Exercise: Locate the string "JSON" in the records below. Copy every line where it occurs.

Materials provided:
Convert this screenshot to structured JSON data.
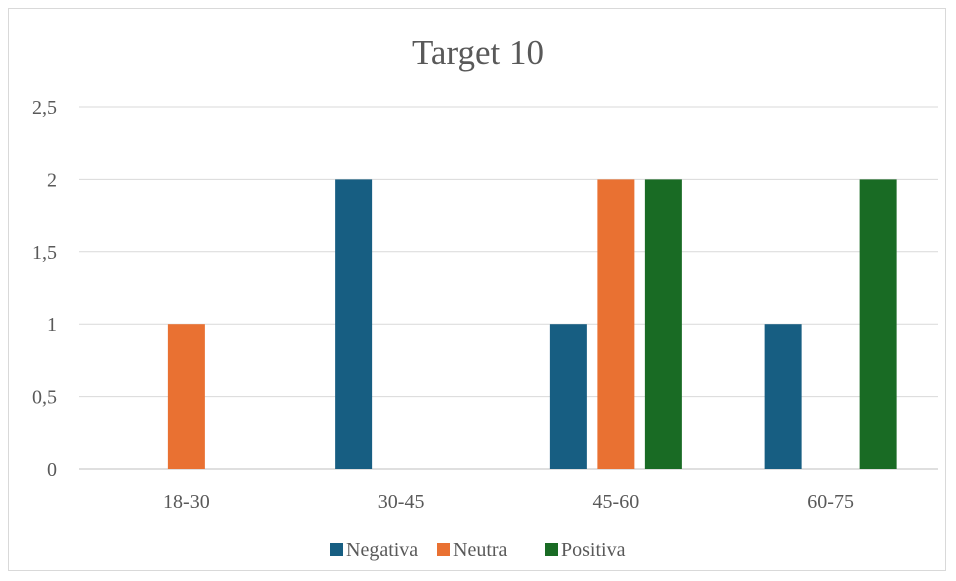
{
  "chart_data": {
    "type": "bar",
    "title": "Target 10",
    "xlabel": "",
    "ylabel": "",
    "categories": [
      "18-30",
      "30-45",
      "45-60",
      "60-75"
    ],
    "ylim": [
      0,
      2.5
    ],
    "yticks": [
      "0",
      "0,5",
      "1",
      "1,5",
      "2",
      "2,5"
    ],
    "grid": true,
    "legend_position": "bottom",
    "series": [
      {
        "name": "Negativa",
        "color": "#175e82",
        "values": [
          0,
          2,
          1,
          1
        ]
      },
      {
        "name": "Neutra",
        "color": "#e97132",
        "values": [
          1,
          0,
          2,
          0
        ]
      },
      {
        "name": "Positiva",
        "color": "#196b24",
        "values": [
          0,
          0,
          2,
          2
        ]
      }
    ]
  }
}
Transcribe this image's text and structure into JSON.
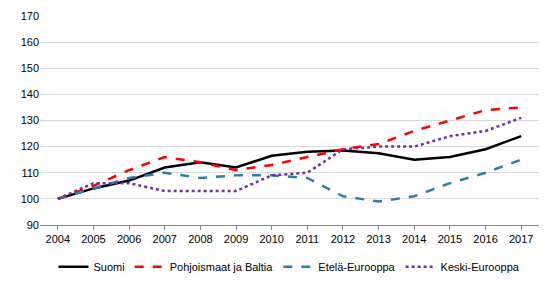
{
  "chart_data": {
    "type": "line",
    "categories": [
      "2004",
      "2005",
      "2006",
      "2007",
      "2008",
      "2009",
      "2010",
      "2011",
      "2012",
      "2013",
      "2014",
      "2015",
      "2016",
      "2017"
    ],
    "series": [
      {
        "name": "Suomi",
        "color": "#000000",
        "line_style": "solid",
        "values": [
          100,
          104,
          107,
          112,
          114,
          112,
          116.5,
          118,
          118.5,
          117.5,
          115,
          116,
          119,
          124
        ]
      },
      {
        "name": "Pohjoismaat ja Baltia",
        "color": "#ff0000",
        "line_style": "dash",
        "values": [
          100,
          105,
          111,
          116,
          114,
          111,
          113,
          116,
          119,
          121,
          126,
          130,
          134,
          135
        ]
      },
      {
        "name": "Etelä-Eurooppa",
        "color": "#2a7fad",
        "line_style": "dash",
        "values": [
          100,
          104,
          108,
          110,
          108,
          109,
          109,
          108,
          101,
          99,
          101,
          106,
          110,
          115
        ]
      },
      {
        "name": "Keski-Eurooppa",
        "color": "#7030a0",
        "line_style": "dot",
        "values": [
          100,
          106,
          106,
          103,
          103,
          103,
          109,
          110,
          119,
          120,
          120,
          124,
          126,
          131
        ]
      }
    ],
    "ylim": [
      90,
      170
    ],
    "yticks": [
      90,
      100,
      110,
      120,
      130,
      140,
      150,
      160,
      170
    ],
    "grid": true,
    "legend": "bottom"
  }
}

Result:
Convert this screenshot to structured JSON data.
Transcribe this image's text and structure into JSON.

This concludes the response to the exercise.